§ Task input

== == ==

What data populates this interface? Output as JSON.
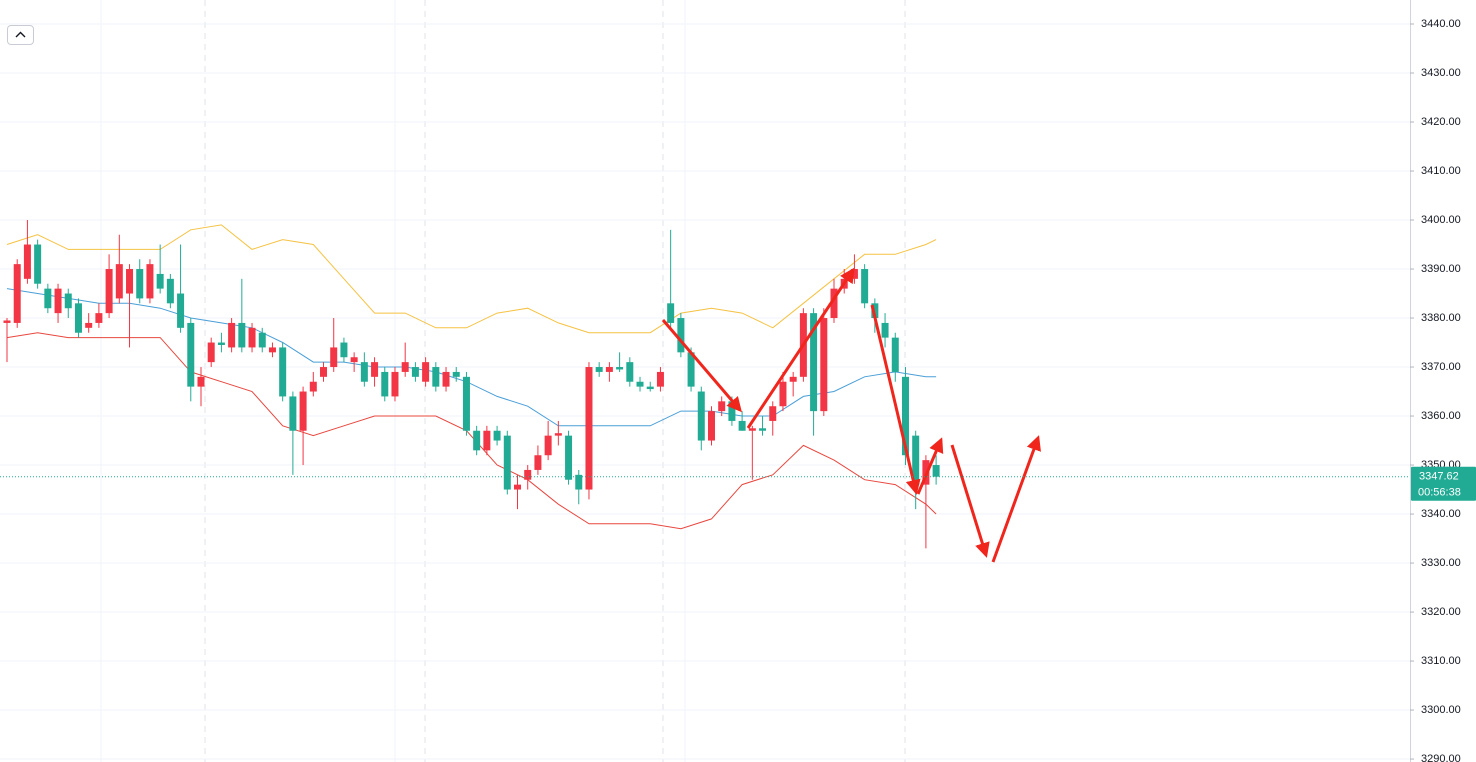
{
  "chart_data": {
    "type": "candlestick",
    "up_color": "#f23645",
    "down_color": "#22ab94",
    "ylim": [
      3289.4,
      3444.9
    ],
    "yticks": [
      {
        "value": 3290,
        "label": "3290.00"
      },
      {
        "value": 3300,
        "label": "3300.00"
      },
      {
        "value": 3310,
        "label": "3310.00"
      },
      {
        "value": 3320,
        "label": "3320.00"
      },
      {
        "value": 3330,
        "label": "3330.00"
      },
      {
        "value": 3340,
        "label": "3340.00"
      },
      {
        "value": 3350,
        "label": "3350.00"
      },
      {
        "value": 3360,
        "label": "3360.00"
      },
      {
        "value": 3370,
        "label": "3370.00"
      },
      {
        "value": 3380,
        "label": "3380.00"
      },
      {
        "value": 3390,
        "label": "3390.00"
      },
      {
        "value": 3400,
        "label": "3400.00"
      },
      {
        "value": 3410,
        "label": "3410.00"
      },
      {
        "value": 3420,
        "label": "3420.00"
      },
      {
        "value": 3430,
        "label": "3430.00"
      },
      {
        "value": 3440,
        "label": "3440.00"
      }
    ],
    "grid": true,
    "open": [
      3379,
      3379,
      3388,
      3395,
      3386,
      3381,
      3385,
      3383,
      3378,
      3379,
      3381,
      3384,
      3385,
      3390,
      3384,
      3389,
      3388,
      3385,
      3379,
      3366,
      3371,
      3375,
      3374,
      3379,
      3374,
      3377,
      3373,
      3374,
      3364,
      3357,
      3365,
      3368,
      3370,
      3375,
      3371,
      3371,
      3368,
      3369,
      3364,
      3369,
      3370,
      3367,
      3370,
      3366,
      3369,
      3368,
      3357,
      3353,
      3357,
      3356,
      3345,
      3347,
      3349,
      3352,
      3356,
      3356,
      3348,
      3345,
      3370,
      3369,
      3370,
      3371,
      3367,
      3366,
      3366,
      3383,
      3380,
      3373,
      3365,
      3355,
      3361,
      3363,
      3359,
      3357,
      3357.5,
      3359,
      3362,
      3367,
      3368,
      3381,
      3361,
      3380,
      3386,
      3388,
      3390,
      3383,
      3379,
      3376,
      3368,
      3356,
      3346,
      3350
    ],
    "close": [
      3379.5,
      3391,
      3395,
      3387,
      3382,
      3386,
      3382,
      3377,
      3379,
      3381,
      3390,
      3391,
      3390,
      3384,
      3391,
      3386,
      3383,
      3378,
      3366,
      3368,
      3375,
      3374.5,
      3379,
      3374,
      3378,
      3374,
      3374,
      3364,
      3357,
      3365,
      3367,
      3370,
      3374,
      3372,
      3372,
      3367,
      3371,
      3364,
      3369,
      3371,
      3368,
      3371,
      3366,
      3369,
      3368,
      3357,
      3353,
      3357,
      3355,
      3345,
      3346,
      3349,
      3352,
      3356,
      3356.5,
      3347,
      3345,
      3370,
      3369,
      3370,
      3369.5,
      3367,
      3366,
      3365.5,
      3369,
      3379,
      3373,
      3366,
      3355,
      3361,
      3363,
      3359,
      3357,
      3357.5,
      3357,
      3362,
      3367,
      3368,
      3381,
      3361,
      3380,
      3386,
      3388,
      3390,
      3383,
      3380,
      3376,
      3369,
      3352,
      3346,
      3351,
      3347.62
    ],
    "high": [
      3380,
      3392,
      3400,
      3396,
      3387,
      3387,
      3386,
      3384,
      3381,
      3383,
      3393,
      3397,
      3391,
      3392,
      3392,
      3395,
      3389,
      3395,
      3380,
      3370,
      3376,
      3377,
      3380,
      3388,
      3379,
      3378,
      3375,
      3375,
      3365,
      3366,
      3369,
      3371,
      3380,
      3376,
      3373,
      3373,
      3372,
      3370,
      3370,
      3375,
      3371,
      3372,
      3371,
      3370,
      3370,
      3369,
      3358,
      3358,
      3358,
      3357,
      3348,
      3350,
      3354,
      3359,
      3359,
      3357,
      3349,
      3371,
      3371,
      3371,
      3373,
      3372,
      3368,
      3367,
      3370,
      3398,
      3381,
      3374,
      3366,
      3362,
      3364,
      3364,
      3361,
      3358,
      3360,
      3363,
      3369,
      3369,
      3382,
      3382,
      3382,
      3388,
      3390,
      3393,
      3391,
      3384,
      3381,
      3377,
      3370,
      3357,
      3352,
      3352
    ],
    "low": [
      3371,
      3378,
      3387,
      3386,
      3381,
      3379,
      3380,
      3376,
      3377,
      3378,
      3380,
      3383,
      3374,
      3383,
      3383,
      3385,
      3382,
      3377,
      3363,
      3362,
      3370,
      3373,
      3373,
      3373,
      3373,
      3373,
      3372,
      3363,
      3348,
      3350,
      3364,
      3367,
      3369,
      3371,
      3369,
      3366,
      3366,
      3363,
      3363,
      3368,
      3367,
      3366,
      3365,
      3365,
      3367,
      3356,
      3352,
      3352,
      3354,
      3344,
      3341,
      3345,
      3348,
      3351,
      3354,
      3346,
      3342,
      3343,
      3368,
      3367,
      3369,
      3366,
      3365,
      3365,
      3365,
      3378,
      3372,
      3365,
      3353,
      3354,
      3360,
      3358,
      3357,
      3347,
      3356,
      3356,
      3361,
      3364,
      3367,
      3356,
      3360,
      3379,
      3385,
      3387,
      3382,
      3377,
      3374,
      3367,
      3350,
      3341,
      3333,
      3346
    ],
    "bands": [
      {
        "color": "#f5c242",
        "x": [
          0,
          3,
          6,
          9,
          12,
          15,
          18,
          21,
          24,
          27,
          30,
          33,
          36,
          39,
          42,
          45,
          48,
          51,
          54,
          57,
          60,
          63,
          66,
          69,
          72,
          75,
          78,
          81,
          84,
          87,
          90,
          91
        ],
        "values": [
          3395,
          3397,
          3394,
          3394,
          3394,
          3394,
          3398,
          3399,
          3394,
          3396,
          3395,
          3388,
          3381,
          3381,
          3378,
          3378,
          3381,
          3382,
          3379,
          3377,
          3377,
          3377,
          3381,
          3382,
          3381,
          3378,
          3383,
          3388,
          3393,
          3393,
          3395,
          3396
        ]
      },
      {
        "color": "#4a9fd8",
        "x": [
          0,
          3,
          6,
          9,
          12,
          15,
          18,
          21,
          24,
          27,
          30,
          33,
          36,
          39,
          42,
          45,
          48,
          51,
          54,
          57,
          60,
          63,
          66,
          69,
          72,
          75,
          78,
          81,
          84,
          87,
          90,
          91
        ],
        "values": [
          3386,
          3385,
          3384,
          3383,
          3383,
          3382,
          3380,
          3379,
          3378,
          3375,
          3371,
          3371,
          3370,
          3370,
          3369,
          3367,
          3364,
          3362,
          3358,
          3358,
          3358,
          3358,
          3361,
          3361,
          3360,
          3360,
          3364,
          3365,
          3368,
          3369,
          3368,
          3368
        ]
      },
      {
        "color": "#e8473f",
        "x": [
          0,
          3,
          6,
          9,
          12,
          15,
          18,
          21,
          24,
          27,
          30,
          33,
          36,
          39,
          42,
          45,
          48,
          51,
          54,
          57,
          60,
          63,
          66,
          69,
          72,
          75,
          78,
          81,
          84,
          87,
          90,
          91
        ],
        "values": [
          3376,
          3377,
          3376,
          3376,
          3376,
          3376,
          3369,
          3367,
          3365,
          3358,
          3356,
          3358,
          3360,
          3360,
          3360,
          3357,
          3350,
          3347,
          3342,
          3338,
          3338,
          3338,
          3337,
          3339,
          3346,
          3348,
          3354,
          3351,
          3347,
          3346,
          3342,
          3340
        ]
      }
    ],
    "current_price": 3347.62,
    "price_color": "#22ab94",
    "countdown": "00:56:38"
  }
}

== == ==

§ The task
The records above are to be reproduced exactly; the pictures are to be left out.

§ Expected answer
What data populates this interface? Output as JSON.
{
  "chart_data": {
    "type": "candlestick",
    "up_color": "#f23645",
    "down_color": "#22ab94",
    "ylim": [
      3289.4,
      3444.9
    ],
    "yticks": [
      {
        "value": 3290,
        "label": "3290.00"
      },
      {
        "value": 3300,
        "label": "3300.00"
      },
      {
        "value": 3310,
        "label": "3310.00"
      },
      {
        "value": 3320,
        "label": "3320.00"
      },
      {
        "value": 3330,
        "label": "3330.00"
      },
      {
        "value": 3340,
        "label": "3340.00"
      },
      {
        "value": 3350,
        "label": "3350.00"
      },
      {
        "value": 3360,
        "label": "3360.00"
      },
      {
        "value": 3370,
        "label": "3370.00"
      },
      {
        "value": 3380,
        "label": "3380.00"
      },
      {
        "value": 3390,
        "label": "3390.00"
      },
      {
        "value": 3400,
        "label": "3400.00"
      },
      {
        "value": 3410,
        "label": "3410.00"
      },
      {
        "value": 3420,
        "label": "3420.00"
      },
      {
        "value": 3430,
        "label": "3430.00"
      },
      {
        "value": 3440,
        "label": "3440.00"
      }
    ],
    "grid": true,
    "open": [
      3379,
      3379,
      3388,
      3395,
      3386,
      3381,
      3385,
      3383,
      3378,
      3379,
      3381,
      3384,
      3385,
      3390,
      3384,
      3389,
      3388,
      3385,
      3379,
      3366,
      3371,
      3375,
      3374,
      3379,
      3374,
      3377,
      3373,
      3374,
      3364,
      3357,
      3365,
      3368,
      3370,
      3375,
      3371,
      3371,
      3368,
      3369,
      3364,
      3369,
      3370,
      3367,
      3370,
      3366,
      3369,
      3368,
      3357,
      3353,
      3357,
      3356,
      3345,
      3347,
      3349,
      3352,
      3356,
      3356,
      3348,
      3345,
      3370,
      3369,
      3370,
      3371,
      3367,
      3366,
      3366,
      3383,
      3380,
      3373,
      3365,
      3355,
      3361,
      3363,
      3359,
      3357,
      3357.5,
      3359,
      3362,
      3367,
      3368,
      3381,
      3361,
      3380,
      3386,
      3388,
      3390,
      3383,
      3379,
      3376,
      3368,
      3356,
      3346,
      3350
    ],
    "close": [
      3379.5,
      3391,
      3395,
      3387,
      3382,
      3386,
      3382,
      3377,
      3379,
      3381,
      3390,
      3391,
      3390,
      3384,
      3391,
      3386,
      3383,
      3378,
      3366,
      3368,
      3375,
      3374.5,
      3379,
      3374,
      3378,
      3374,
      3374,
      3364,
      3357,
      3365,
      3367,
      3370,
      3374,
      3372,
      3372,
      3367,
      3371,
      3364,
      3369,
      3371,
      3368,
      3371,
      3366,
      3369,
      3368,
      3357,
      3353,
      3357,
      3355,
      3345,
      3346,
      3349,
      3352,
      3356,
      3356.5,
      3347,
      3345,
      3370,
      3369,
      3370,
      3369.5,
      3367,
      3366,
      3365.5,
      3369,
      3379,
      3373,
      3366,
      3355,
      3361,
      3363,
      3359,
      3357,
      3357.5,
      3357,
      3362,
      3367,
      3368,
      3381,
      3361,
      3380,
      3386,
      3388,
      3390,
      3383,
      3380,
      3376,
      3369,
      3352,
      3346,
      3351,
      3347.62
    ],
    "high": [
      3380,
      3392,
      3400,
      3396,
      3387,
      3387,
      3386,
      3384,
      3381,
      3383,
      3393,
      3397,
      3391,
      3392,
      3392,
      3395,
      3389,
      3395,
      3380,
      3370,
      3376,
      3377,
      3380,
      3388,
      3379,
      3378,
      3375,
      3375,
      3365,
      3366,
      3369,
      3371,
      3380,
      3376,
      3373,
      3373,
      3372,
      3370,
      3370,
      3375,
      3371,
      3372,
      3371,
      3370,
      3370,
      3369,
      3358,
      3358,
      3358,
      3357,
      3348,
      3350,
      3354,
      3359,
      3359,
      3357,
      3349,
      3371,
      3371,
      3371,
      3373,
      3372,
      3368,
      3367,
      3370,
      3398,
      3381,
      3374,
      3366,
      3362,
      3364,
      3364,
      3361,
      3358,
      3360,
      3363,
      3369,
      3369,
      3382,
      3382,
      3382,
      3388,
      3390,
      3393,
      3391,
      3384,
      3381,
      3377,
      3370,
      3357,
      3352,
      3352
    ],
    "low": [
      3371,
      3378,
      3387,
      3386,
      3381,
      3379,
      3380,
      3376,
      3377,
      3378,
      3380,
      3383,
      3374,
      3383,
      3383,
      3385,
      3382,
      3377,
      3363,
      3362,
      3370,
      3373,
      3373,
      3373,
      3373,
      3373,
      3372,
      3363,
      3348,
      3350,
      3364,
      3367,
      3369,
      3371,
      3369,
      3366,
      3366,
      3363,
      3363,
      3368,
      3367,
      3366,
      3365,
      3365,
      3367,
      3356,
      3352,
      3352,
      3354,
      3344,
      3341,
      3345,
      3348,
      3351,
      3354,
      3346,
      3342,
      3343,
      3368,
      3367,
      3369,
      3366,
      3365,
      3365,
      3365,
      3378,
      3372,
      3365,
      3353,
      3354,
      3360,
      3358,
      3357,
      3347,
      3356,
      3356,
      3361,
      3364,
      3367,
      3356,
      3360,
      3379,
      3385,
      3387,
      3382,
      3377,
      3374,
      3367,
      3350,
      3341,
      3333,
      3346
    ],
    "bands": [
      {
        "color": "#f5c242",
        "x": [
          0,
          3,
          6,
          9,
          12,
          15,
          18,
          21,
          24,
          27,
          30,
          33,
          36,
          39,
          42,
          45,
          48,
          51,
          54,
          57,
          60,
          63,
          66,
          69,
          72,
          75,
          78,
          81,
          84,
          87,
          90,
          91
        ],
        "values": [
          3395,
          3397,
          3394,
          3394,
          3394,
          3394,
          3398,
          3399,
          3394,
          3396,
          3395,
          3388,
          3381,
          3381,
          3378,
          3378,
          3381,
          3382,
          3379,
          3377,
          3377,
          3377,
          3381,
          3382,
          3381,
          3378,
          3383,
          3388,
          3393,
          3393,
          3395,
          3396
        ]
      },
      {
        "color": "#4a9fd8",
        "x": [
          0,
          3,
          6,
          9,
          12,
          15,
          18,
          21,
          24,
          27,
          30,
          33,
          36,
          39,
          42,
          45,
          48,
          51,
          54,
          57,
          60,
          63,
          66,
          69,
          72,
          75,
          78,
          81,
          84,
          87,
          90,
          91
        ],
        "values": [
          3386,
          3385,
          3384,
          3383,
          3383,
          3382,
          3380,
          3379,
          3378,
          3375,
          3371,
          3371,
          3370,
          3370,
          3369,
          3367,
          3364,
          3362,
          3358,
          3358,
          3358,
          3358,
          3361,
          3361,
          3360,
          3360,
          3364,
          3365,
          3368,
          3369,
          3368,
          3368
        ]
      },
      {
        "color": "#e8473f",
        "x": [
          0,
          3,
          6,
          9,
          12,
          15,
          18,
          21,
          24,
          27,
          30,
          33,
          36,
          39,
          42,
          45,
          48,
          51,
          54,
          57,
          60,
          63,
          66,
          69,
          72,
          75,
          78,
          81,
          84,
          87,
          90,
          91
        ],
        "values": [
          3376,
          3377,
          3376,
          3376,
          3376,
          3376,
          3369,
          3367,
          3365,
          3358,
          3356,
          3358,
          3360,
          3360,
          3360,
          3357,
          3350,
          3347,
          3342,
          3338,
          3338,
          3338,
          3337,
          3339,
          3346,
          3348,
          3354,
          3351,
          3347,
          3346,
          3342,
          3340
        ]
      }
    ],
    "current_price": 3347.62,
    "price_color": "#22ab94",
    "countdown": "00:56:38"
  }
}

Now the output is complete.